**Exercise requirements:** Every record should be repeated exactly, except that pictures are left out.

**Listed records:**
_ _ _ _ _ _ _
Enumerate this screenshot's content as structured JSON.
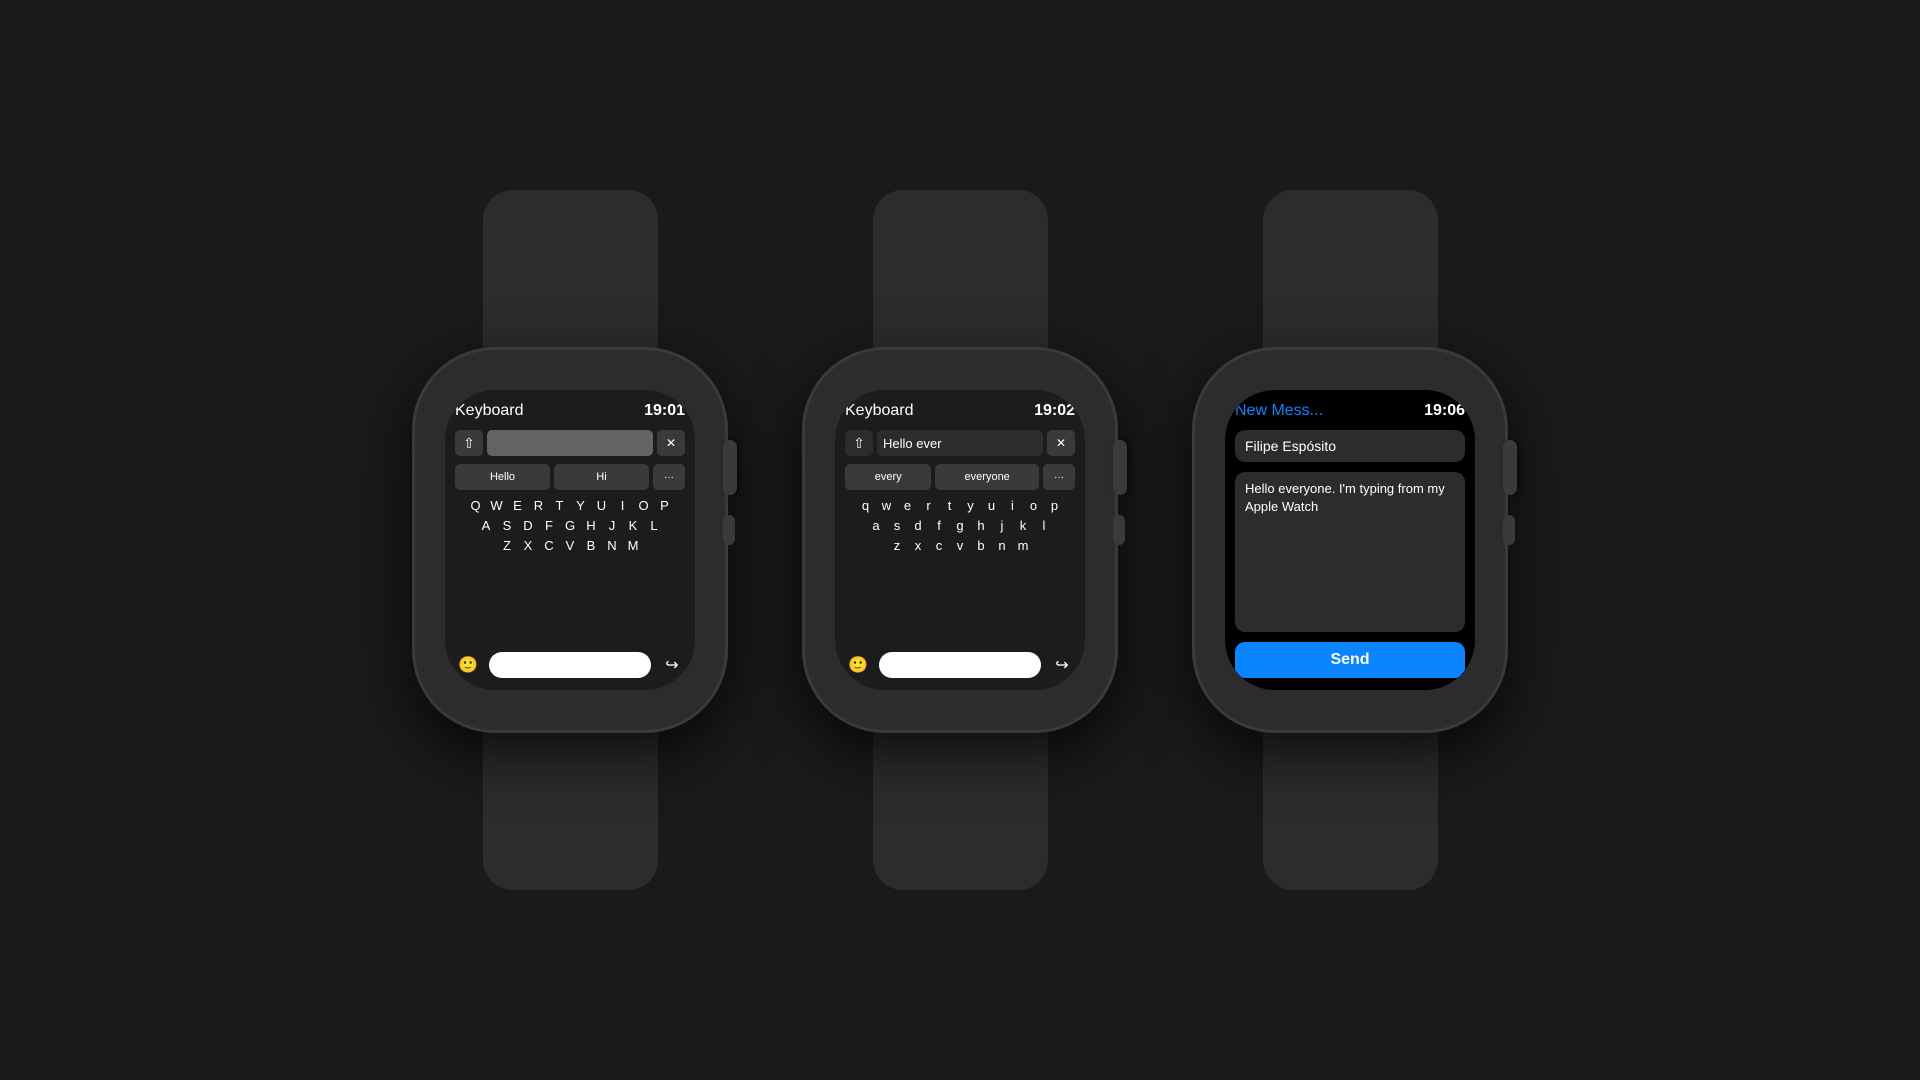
{
  "background_color": "#1a1a1a",
  "watches": [
    {
      "id": "watch1",
      "screen": {
        "title": "Keyboard",
        "time": "19:01",
        "input_text": "",
        "input_placeholder": "",
        "suggestions": [
          "Hello",
          "Hi",
          "···"
        ],
        "keyboard_rows": [
          [
            "Q",
            "W",
            "E",
            "R",
            "T",
            "Y",
            "U",
            "I",
            "O",
            "P"
          ],
          [
            "A",
            "S",
            "D",
            "F",
            "G",
            "H",
            "J",
            "K",
            "L"
          ],
          [
            "Z",
            "X",
            "C",
            "V",
            "B",
            "N",
            "M"
          ]
        ],
        "type": "keyboard-caps"
      }
    },
    {
      "id": "watch2",
      "screen": {
        "title": "Keyboard",
        "time": "19:02",
        "input_text": "Hello ever",
        "suggestions": [
          "every",
          "everyone",
          "···"
        ],
        "keyboard_rows": [
          [
            "q",
            "w",
            "e",
            "r",
            "t",
            "y",
            "u",
            "i",
            "o",
            "p"
          ],
          [
            "a",
            "s",
            "d",
            "f",
            "g",
            "h",
            "j",
            "k",
            "l"
          ],
          [
            "z",
            "x",
            "c",
            "v",
            "b",
            "n",
            "m"
          ]
        ],
        "type": "keyboard-lower"
      }
    },
    {
      "id": "watch3",
      "screen": {
        "title": "New Mess...",
        "time": "19:06",
        "contact": "Filipe Espósito",
        "message": "Hello everyone. I'm typing from my Apple Watch",
        "send_label": "Send",
        "type": "message"
      }
    }
  ]
}
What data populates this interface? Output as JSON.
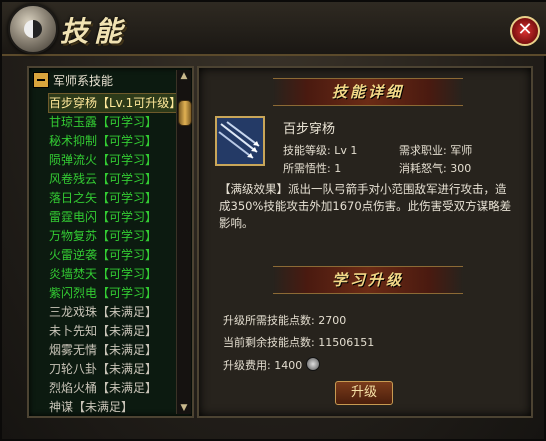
{
  "window": {
    "title": "技能",
    "close_label": "✕"
  },
  "category": {
    "label": "军师系技能"
  },
  "skills": [
    {
      "label": "百步穿杨【Lv.1可升级】",
      "state": "selected"
    },
    {
      "label": "甘琼玉露【可学习】",
      "state": "ok"
    },
    {
      "label": "秘术抑制【可学习】",
      "state": "ok"
    },
    {
      "label": "陨弹流火【可学习】",
      "state": "ok"
    },
    {
      "label": "风卷残云【可学习】",
      "state": "ok"
    },
    {
      "label": "落日之矢【可学习】",
      "state": "ok"
    },
    {
      "label": "雷霆电闪【可学习】",
      "state": "ok"
    },
    {
      "label": "万物复苏【可学习】",
      "state": "ok"
    },
    {
      "label": "火雷逆袭【可学习】",
      "state": "ok"
    },
    {
      "label": "炎墙焚天【可学习】",
      "state": "ok"
    },
    {
      "label": "紫闪烈电【可学习】",
      "state": "ok"
    },
    {
      "label": "三龙戏珠【未满足】",
      "state": "no"
    },
    {
      "label": "未卜先知【未满足】",
      "state": "no"
    },
    {
      "label": "烟雾无情【未满足】",
      "state": "no"
    },
    {
      "label": "刀轮八卦【未满足】",
      "state": "no"
    },
    {
      "label": "烈焰火桶【未满足】",
      "state": "no"
    },
    {
      "label": "神谋【未满足】",
      "state": "no"
    }
  ],
  "detail": {
    "header": "技能详细",
    "name": "百步穿杨",
    "level_label": "技能等级: Lv 1",
    "job_label": "需求职业: 军师",
    "wisdom_label": "所需悟性: 1",
    "anger_label": "消耗怒气: 300",
    "effect": "【满级效果】派出一队弓箭手对小范围敌军进行攻击，造成350%技能攻击外加1670点伤害。此伤害受双方谋略差影响。"
  },
  "upgrade": {
    "header": "学习升级",
    "points_needed": "升级所需技能点数: 2700",
    "points_left": "当前剩余技能点数: 11506151",
    "cost": "升级费用: 1400",
    "button_label": "升级"
  }
}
_ _ _ _ _ _ _
**Exercise solution:**
Enumerate this screenshot's content as structured JSON.
{
  "background_color": "#1a1a1a",
  "watches": [
    {
      "id": "watch1",
      "screen": {
        "title": "Keyboard",
        "time": "19:01",
        "input_text": "",
        "input_placeholder": "",
        "suggestions": [
          "Hello",
          "Hi",
          "···"
        ],
        "keyboard_rows": [
          [
            "Q",
            "W",
            "E",
            "R",
            "T",
            "Y",
            "U",
            "I",
            "O",
            "P"
          ],
          [
            "A",
            "S",
            "D",
            "F",
            "G",
            "H",
            "J",
            "K",
            "L"
          ],
          [
            "Z",
            "X",
            "C",
            "V",
            "B",
            "N",
            "M"
          ]
        ],
        "type": "keyboard-caps"
      }
    },
    {
      "id": "watch2",
      "screen": {
        "title": "Keyboard",
        "time": "19:02",
        "input_text": "Hello ever",
        "suggestions": [
          "every",
          "everyone",
          "···"
        ],
        "keyboard_rows": [
          [
            "q",
            "w",
            "e",
            "r",
            "t",
            "y",
            "u",
            "i",
            "o",
            "p"
          ],
          [
            "a",
            "s",
            "d",
            "f",
            "g",
            "h",
            "j",
            "k",
            "l"
          ],
          [
            "z",
            "x",
            "c",
            "v",
            "b",
            "n",
            "m"
          ]
        ],
        "type": "keyboard-lower"
      }
    },
    {
      "id": "watch3",
      "screen": {
        "title": "New Mess...",
        "time": "19:06",
        "contact": "Filipe Espósito",
        "message": "Hello everyone. I'm typing from my Apple Watch",
        "send_label": "Send",
        "type": "message"
      }
    }
  ]
}
What data populates this interface? Output as JSON.
{
  "window": {
    "title": "技能",
    "close_label": "✕"
  },
  "category": {
    "label": "军师系技能"
  },
  "skills": [
    {
      "label": "百步穿杨【Lv.1可升级】",
      "state": "selected"
    },
    {
      "label": "甘琼玉露【可学习】",
      "state": "ok"
    },
    {
      "label": "秘术抑制【可学习】",
      "state": "ok"
    },
    {
      "label": "陨弹流火【可学习】",
      "state": "ok"
    },
    {
      "label": "风卷残云【可学习】",
      "state": "ok"
    },
    {
      "label": "落日之矢【可学习】",
      "state": "ok"
    },
    {
      "label": "雷霆电闪【可学习】",
      "state": "ok"
    },
    {
      "label": "万物复苏【可学习】",
      "state": "ok"
    },
    {
      "label": "火雷逆袭【可学习】",
      "state": "ok"
    },
    {
      "label": "炎墙焚天【可学习】",
      "state": "ok"
    },
    {
      "label": "紫闪烈电【可学习】",
      "state": "ok"
    },
    {
      "label": "三龙戏珠【未满足】",
      "state": "no"
    },
    {
      "label": "未卜先知【未满足】",
      "state": "no"
    },
    {
      "label": "烟雾无情【未满足】",
      "state": "no"
    },
    {
      "label": "刀轮八卦【未满足】",
      "state": "no"
    },
    {
      "label": "烈焰火桶【未满足】",
      "state": "no"
    },
    {
      "label": "神谋【未满足】",
      "state": "no"
    }
  ],
  "detail": {
    "header": "技能详细",
    "name": "百步穿杨",
    "level_label": "技能等级: Lv 1",
    "job_label": "需求职业: 军师",
    "wisdom_label": "所需悟性: 1",
    "anger_label": "消耗怒气: 300",
    "effect": "【满级效果】派出一队弓箭手对小范围敌军进行攻击，造成350%技能攻击外加1670点伤害。此伤害受双方谋略差影响。"
  },
  "upgrade": {
    "header": "学习升级",
    "points_needed": "升级所需技能点数: 2700",
    "points_left": "当前剩余技能点数: 11506151",
    "cost": "升级费用: 1400",
    "button_label": "升级"
  }
}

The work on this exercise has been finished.